# START OF DATASET EXTRACT
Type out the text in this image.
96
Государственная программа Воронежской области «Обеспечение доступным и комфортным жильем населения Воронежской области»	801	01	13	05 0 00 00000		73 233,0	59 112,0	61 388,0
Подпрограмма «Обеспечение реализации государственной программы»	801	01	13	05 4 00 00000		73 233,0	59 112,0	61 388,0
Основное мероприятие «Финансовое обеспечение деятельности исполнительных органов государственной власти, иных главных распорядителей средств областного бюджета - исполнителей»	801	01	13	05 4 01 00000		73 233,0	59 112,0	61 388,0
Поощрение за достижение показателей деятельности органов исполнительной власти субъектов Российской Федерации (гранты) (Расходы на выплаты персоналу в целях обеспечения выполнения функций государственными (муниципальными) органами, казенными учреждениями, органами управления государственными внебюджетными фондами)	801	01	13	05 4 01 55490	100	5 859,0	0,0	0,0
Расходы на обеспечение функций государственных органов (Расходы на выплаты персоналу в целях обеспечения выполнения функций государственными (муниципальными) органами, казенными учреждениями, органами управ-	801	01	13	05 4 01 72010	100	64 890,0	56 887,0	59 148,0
# END OF DATASET EXTRACT
WHAT IS ASKED - Give the listing above again, word for word.

SOLVED EXERCISE -
Type out the text in this image.
96
Государственная программа Воронежской области «Обеспечение доступным и комфортным жильем населения Воронежской области»	801	01	13	05 0 00 00000		73 233,0	59 112,0	61 388,0
Подпрограмма «Обеспечение реализации государственной программы»	801	01	13	05 4 00 00000		73 233,0	59 112,0	61 388,0
Основное мероприятие «Финансовое обеспечение деятельности исполнительных органов государственной власти, иных главных распорядителей средств областного бюджета - исполнителей»	801	01	13	05 4 01 00000		73 233,0	59 112,0	61 388,0
Поощрение за достижение показателей деятельности органов исполнительной власти субъектов Российской Федерации (гранты) (Расходы на выплаты персоналу в целях обеспечения выполнения функций государственными (муниципальными) органами, казенными учреждениями, органами управления государственными внебюджетными фондами)	801	01	13	05 4 01 55490	100	5 859,0	0,0	0,0
Расходы на обеспечение функций государственных органов (Расходы на выплаты персоналу в целях обеспечения выполнения функций государственными (муниципальными) органами, казенными учреждениями, органами управ-	801	01	13	05 4 01 72010	100	64 890,0	56 887,0	59 148,0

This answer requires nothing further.